> Problem to solve:
Scan the records for the string "JSON"; copy each line where it occurs.

> Extracted records:
--- BEGIN ---

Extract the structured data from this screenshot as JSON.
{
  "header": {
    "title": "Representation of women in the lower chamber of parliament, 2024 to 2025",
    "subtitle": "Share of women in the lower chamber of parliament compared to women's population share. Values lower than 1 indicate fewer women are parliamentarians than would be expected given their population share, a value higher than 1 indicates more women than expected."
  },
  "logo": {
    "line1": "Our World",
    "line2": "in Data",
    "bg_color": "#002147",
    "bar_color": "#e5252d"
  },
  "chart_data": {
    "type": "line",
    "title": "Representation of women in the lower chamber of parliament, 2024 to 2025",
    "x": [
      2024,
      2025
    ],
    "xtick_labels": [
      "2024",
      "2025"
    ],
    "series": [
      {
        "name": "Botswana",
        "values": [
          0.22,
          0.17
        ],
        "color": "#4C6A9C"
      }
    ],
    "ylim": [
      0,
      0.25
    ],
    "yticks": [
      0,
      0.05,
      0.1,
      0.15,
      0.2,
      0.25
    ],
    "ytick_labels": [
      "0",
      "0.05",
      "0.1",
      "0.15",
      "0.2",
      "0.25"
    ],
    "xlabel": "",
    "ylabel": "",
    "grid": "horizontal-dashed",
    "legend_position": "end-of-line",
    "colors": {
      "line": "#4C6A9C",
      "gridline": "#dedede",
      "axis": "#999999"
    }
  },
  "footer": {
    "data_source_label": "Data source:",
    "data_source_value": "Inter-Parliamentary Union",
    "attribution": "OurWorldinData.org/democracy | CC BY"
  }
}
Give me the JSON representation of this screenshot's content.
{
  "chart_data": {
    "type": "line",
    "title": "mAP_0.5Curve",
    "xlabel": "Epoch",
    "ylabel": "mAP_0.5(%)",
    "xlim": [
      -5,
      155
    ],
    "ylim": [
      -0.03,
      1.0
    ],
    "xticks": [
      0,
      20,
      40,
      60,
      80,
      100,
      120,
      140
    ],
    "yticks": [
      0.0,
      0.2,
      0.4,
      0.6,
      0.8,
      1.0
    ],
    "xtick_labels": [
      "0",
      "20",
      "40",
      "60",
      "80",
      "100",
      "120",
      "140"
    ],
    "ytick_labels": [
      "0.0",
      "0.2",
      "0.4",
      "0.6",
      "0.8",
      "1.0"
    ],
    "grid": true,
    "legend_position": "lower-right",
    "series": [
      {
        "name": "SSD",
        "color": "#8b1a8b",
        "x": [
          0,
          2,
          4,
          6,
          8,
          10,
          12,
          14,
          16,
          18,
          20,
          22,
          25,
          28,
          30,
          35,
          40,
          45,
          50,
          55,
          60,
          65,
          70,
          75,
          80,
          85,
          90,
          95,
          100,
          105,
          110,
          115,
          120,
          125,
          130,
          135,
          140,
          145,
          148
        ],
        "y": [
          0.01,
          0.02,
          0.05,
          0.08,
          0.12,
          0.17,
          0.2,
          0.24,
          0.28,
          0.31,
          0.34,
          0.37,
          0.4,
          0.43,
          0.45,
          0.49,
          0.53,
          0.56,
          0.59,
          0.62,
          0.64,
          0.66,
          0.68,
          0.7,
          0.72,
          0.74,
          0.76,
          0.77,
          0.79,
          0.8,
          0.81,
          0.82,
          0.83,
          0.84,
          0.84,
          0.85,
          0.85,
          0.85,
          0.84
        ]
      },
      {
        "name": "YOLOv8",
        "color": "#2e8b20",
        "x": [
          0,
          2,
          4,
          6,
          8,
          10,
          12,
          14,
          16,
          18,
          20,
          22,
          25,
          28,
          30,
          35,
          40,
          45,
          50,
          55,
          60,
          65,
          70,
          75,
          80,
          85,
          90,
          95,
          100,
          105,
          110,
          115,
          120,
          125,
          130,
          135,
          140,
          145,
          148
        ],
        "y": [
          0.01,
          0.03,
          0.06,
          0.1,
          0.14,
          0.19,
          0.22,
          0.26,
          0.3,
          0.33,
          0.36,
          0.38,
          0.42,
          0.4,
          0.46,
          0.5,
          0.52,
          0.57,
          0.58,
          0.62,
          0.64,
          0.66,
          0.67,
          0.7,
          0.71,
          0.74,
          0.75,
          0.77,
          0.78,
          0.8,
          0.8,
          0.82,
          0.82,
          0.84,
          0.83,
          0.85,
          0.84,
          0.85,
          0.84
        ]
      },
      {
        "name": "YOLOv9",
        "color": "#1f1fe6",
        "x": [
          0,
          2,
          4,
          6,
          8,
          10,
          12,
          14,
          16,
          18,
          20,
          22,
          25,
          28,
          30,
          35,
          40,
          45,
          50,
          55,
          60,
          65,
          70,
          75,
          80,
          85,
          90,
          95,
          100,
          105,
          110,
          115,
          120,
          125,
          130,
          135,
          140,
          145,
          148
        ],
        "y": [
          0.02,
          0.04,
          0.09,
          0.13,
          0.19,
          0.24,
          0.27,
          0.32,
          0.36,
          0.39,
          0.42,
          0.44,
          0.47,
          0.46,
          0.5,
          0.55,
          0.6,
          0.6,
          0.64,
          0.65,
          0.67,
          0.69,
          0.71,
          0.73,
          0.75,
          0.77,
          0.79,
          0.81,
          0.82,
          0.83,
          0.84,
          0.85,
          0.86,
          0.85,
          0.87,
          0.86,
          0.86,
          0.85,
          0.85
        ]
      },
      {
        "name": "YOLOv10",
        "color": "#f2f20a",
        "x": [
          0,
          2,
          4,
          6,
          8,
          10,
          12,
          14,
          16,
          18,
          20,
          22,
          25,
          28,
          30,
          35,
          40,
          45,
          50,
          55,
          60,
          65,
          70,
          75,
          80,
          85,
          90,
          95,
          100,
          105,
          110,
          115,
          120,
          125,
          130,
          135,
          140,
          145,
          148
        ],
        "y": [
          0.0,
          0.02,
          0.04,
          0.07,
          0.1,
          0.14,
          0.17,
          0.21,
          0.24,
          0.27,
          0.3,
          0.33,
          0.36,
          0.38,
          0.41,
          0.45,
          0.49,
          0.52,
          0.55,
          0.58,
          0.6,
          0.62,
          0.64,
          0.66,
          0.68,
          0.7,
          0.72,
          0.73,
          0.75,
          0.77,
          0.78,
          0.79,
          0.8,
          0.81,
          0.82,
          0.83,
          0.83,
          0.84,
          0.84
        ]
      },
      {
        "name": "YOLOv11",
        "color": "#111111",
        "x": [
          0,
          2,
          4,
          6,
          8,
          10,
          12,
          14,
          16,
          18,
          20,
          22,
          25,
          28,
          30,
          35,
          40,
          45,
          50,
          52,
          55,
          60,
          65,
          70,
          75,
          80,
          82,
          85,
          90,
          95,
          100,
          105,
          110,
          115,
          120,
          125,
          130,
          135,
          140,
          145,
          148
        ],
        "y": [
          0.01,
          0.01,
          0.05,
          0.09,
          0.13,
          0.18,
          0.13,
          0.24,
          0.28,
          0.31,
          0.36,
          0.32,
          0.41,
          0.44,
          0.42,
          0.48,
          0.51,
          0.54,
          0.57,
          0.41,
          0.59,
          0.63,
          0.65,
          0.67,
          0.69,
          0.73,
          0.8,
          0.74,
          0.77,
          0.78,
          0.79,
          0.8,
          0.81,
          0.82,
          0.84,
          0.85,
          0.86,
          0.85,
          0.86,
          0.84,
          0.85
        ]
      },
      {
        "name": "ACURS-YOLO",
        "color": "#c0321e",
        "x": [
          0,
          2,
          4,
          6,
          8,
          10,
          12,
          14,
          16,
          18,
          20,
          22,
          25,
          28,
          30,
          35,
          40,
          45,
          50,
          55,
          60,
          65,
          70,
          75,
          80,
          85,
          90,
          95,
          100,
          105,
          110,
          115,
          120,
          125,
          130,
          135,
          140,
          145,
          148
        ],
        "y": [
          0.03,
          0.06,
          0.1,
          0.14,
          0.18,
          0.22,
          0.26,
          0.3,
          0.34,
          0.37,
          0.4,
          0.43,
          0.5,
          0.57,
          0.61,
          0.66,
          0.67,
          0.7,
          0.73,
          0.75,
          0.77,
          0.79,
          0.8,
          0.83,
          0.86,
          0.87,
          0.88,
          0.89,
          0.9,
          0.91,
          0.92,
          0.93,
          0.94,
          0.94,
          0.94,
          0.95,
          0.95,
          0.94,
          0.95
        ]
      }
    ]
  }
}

--- END ---

> Written answer:
Extract the structured data from this screenshot as JSON.
Give me the JSON representation of this screenshot's content.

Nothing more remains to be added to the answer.